-- Records to process start --
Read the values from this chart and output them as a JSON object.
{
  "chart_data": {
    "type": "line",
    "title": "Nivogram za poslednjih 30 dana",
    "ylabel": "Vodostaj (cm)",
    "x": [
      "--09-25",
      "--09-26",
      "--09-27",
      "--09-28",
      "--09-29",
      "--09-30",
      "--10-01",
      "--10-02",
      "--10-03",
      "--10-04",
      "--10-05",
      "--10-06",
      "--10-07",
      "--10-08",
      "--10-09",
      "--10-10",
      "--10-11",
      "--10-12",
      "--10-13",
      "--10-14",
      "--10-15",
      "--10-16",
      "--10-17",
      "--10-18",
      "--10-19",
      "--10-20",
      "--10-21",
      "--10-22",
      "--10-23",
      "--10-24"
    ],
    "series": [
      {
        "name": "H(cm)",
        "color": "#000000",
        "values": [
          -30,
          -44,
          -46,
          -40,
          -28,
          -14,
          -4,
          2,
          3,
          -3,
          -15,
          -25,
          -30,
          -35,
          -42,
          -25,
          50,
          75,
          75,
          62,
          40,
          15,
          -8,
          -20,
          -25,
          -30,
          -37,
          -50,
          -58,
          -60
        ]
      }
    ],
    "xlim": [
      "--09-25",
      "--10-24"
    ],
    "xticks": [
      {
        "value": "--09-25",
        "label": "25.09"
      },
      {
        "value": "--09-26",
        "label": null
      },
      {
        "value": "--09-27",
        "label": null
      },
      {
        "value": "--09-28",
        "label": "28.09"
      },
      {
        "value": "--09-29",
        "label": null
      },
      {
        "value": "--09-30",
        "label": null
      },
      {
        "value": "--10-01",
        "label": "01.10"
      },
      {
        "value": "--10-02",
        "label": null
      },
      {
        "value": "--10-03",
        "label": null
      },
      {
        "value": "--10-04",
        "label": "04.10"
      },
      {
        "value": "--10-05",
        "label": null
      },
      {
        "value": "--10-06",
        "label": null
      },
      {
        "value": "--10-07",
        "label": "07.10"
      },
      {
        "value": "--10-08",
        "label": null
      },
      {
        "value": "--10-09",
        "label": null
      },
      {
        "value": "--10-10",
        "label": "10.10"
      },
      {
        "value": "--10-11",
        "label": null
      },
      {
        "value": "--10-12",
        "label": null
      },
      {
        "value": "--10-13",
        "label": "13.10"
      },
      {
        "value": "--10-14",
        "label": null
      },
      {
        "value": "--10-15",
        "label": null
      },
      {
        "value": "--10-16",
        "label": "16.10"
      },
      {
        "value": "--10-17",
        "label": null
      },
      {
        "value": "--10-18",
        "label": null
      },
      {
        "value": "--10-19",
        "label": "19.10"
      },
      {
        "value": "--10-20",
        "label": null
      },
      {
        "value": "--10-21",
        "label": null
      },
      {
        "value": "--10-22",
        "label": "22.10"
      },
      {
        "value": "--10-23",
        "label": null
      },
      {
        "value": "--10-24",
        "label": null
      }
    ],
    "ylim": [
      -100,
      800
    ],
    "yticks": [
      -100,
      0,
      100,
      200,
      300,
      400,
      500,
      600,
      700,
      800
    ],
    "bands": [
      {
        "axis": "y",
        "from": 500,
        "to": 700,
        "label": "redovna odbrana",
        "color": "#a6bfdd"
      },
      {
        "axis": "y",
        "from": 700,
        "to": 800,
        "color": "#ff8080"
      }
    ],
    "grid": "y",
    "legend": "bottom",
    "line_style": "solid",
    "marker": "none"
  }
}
-- Records to process end --
**Description of the task**
Please return the data above exactly as given.

**Response to the task**
Read the values from this chart and output them as a JSON object.
{
  "chart_data": {
    "type": "line",
    "title": "Nivogram za poslednjih 30 dana",
    "ylabel": "Vodostaj (cm)",
    "x": [
      "--09-25",
      "--09-26",
      "--09-27",
      "--09-28",
      "--09-29",
      "--09-30",
      "--10-01",
      "--10-02",
      "--10-03",
      "--10-04",
      "--10-05",
      "--10-06",
      "--10-07",
      "--10-08",
      "--10-09",
      "--10-10",
      "--10-11",
      "--10-12",
      "--10-13",
      "--10-14",
      "--10-15",
      "--10-16",
      "--10-17",
      "--10-18",
      "--10-19",
      "--10-20",
      "--10-21",
      "--10-22",
      "--10-23",
      "--10-24"
    ],
    "series": [
      {
        "name": "H(cm)",
        "color": "#000000",
        "values": [
          -30,
          -44,
          -46,
          -40,
          -28,
          -14,
          -4,
          2,
          3,
          -3,
          -15,
          -25,
          -30,
          -35,
          -42,
          -25,
          50,
          75,
          75,
          62,
          40,
          15,
          -8,
          -20,
          -25,
          -30,
          -37,
          -50,
          -58,
          -60
        ]
      }
    ],
    "xlim": [
      "--09-25",
      "--10-24"
    ],
    "xticks": [
      {
        "value": "--09-25",
        "label": "25.09"
      },
      {
        "value": "--09-26",
        "label": null
      },
      {
        "value": "--09-27",
        "label": null
      },
      {
        "value": "--09-28",
        "label": "28.09"
      },
      {
        "value": "--09-29",
        "label": null
      },
      {
        "value": "--09-30",
        "label": null
      },
      {
        "value": "--10-01",
        "label": "01.10"
      },
      {
        "value": "--10-02",
        "label": null
      },
      {
        "value": "--10-03",
        "label": null
      },
      {
        "value": "--10-04",
        "label": "04.10"
      },
      {
        "value": "--10-05",
        "label": null
      },
      {
        "value": "--10-06",
        "label": null
      },
      {
        "value": "--10-07",
        "label": "07.10"
      },
      {
        "value": "--10-08",
        "label": null
      },
      {
        "value": "--10-09",
        "label": null
      },
      {
        "value": "--10-10",
        "label": "10.10"
      },
      {
        "value": "--10-11",
        "label": null
      },
      {
        "value": "--10-12",
        "label": null
      },
      {
        "value": "--10-13",
        "label": "13.10"
      },
      {
        "value": "--10-14",
        "label": null
      },
      {
        "value": "--10-15",
        "label": null
      },
      {
        "value": "--10-16",
        "label": "16.10"
      },
      {
        "value": "--10-17",
        "label": null
      },
      {
        "value": "--10-18",
        "label": null
      },
      {
        "value": "--10-19",
        "label": "19.10"
      },
      {
        "value": "--10-20",
        "label": null
      },
      {
        "value": "--10-21",
        "label": null
      },
      {
        "value": "--10-22",
        "label": "22.10"
      },
      {
        "value": "--10-23",
        "label": null
      },
      {
        "value": "--10-24",
        "label": null
      }
    ],
    "ylim": [
      -100,
      800
    ],
    "yticks": [
      -100,
      0,
      100,
      200,
      300,
      400,
      500,
      600,
      700,
      800
    ],
    "bands": [
      {
        "axis": "y",
        "from": 500,
        "to": 700,
        "label": "redovna odbrana",
        "color": "#a6bfdd"
      },
      {
        "axis": "y",
        "from": 700,
        "to": 800,
        "color": "#ff8080"
      }
    ],
    "grid": "y",
    "legend": "bottom",
    "line_style": "solid",
    "marker": "none"
  }
}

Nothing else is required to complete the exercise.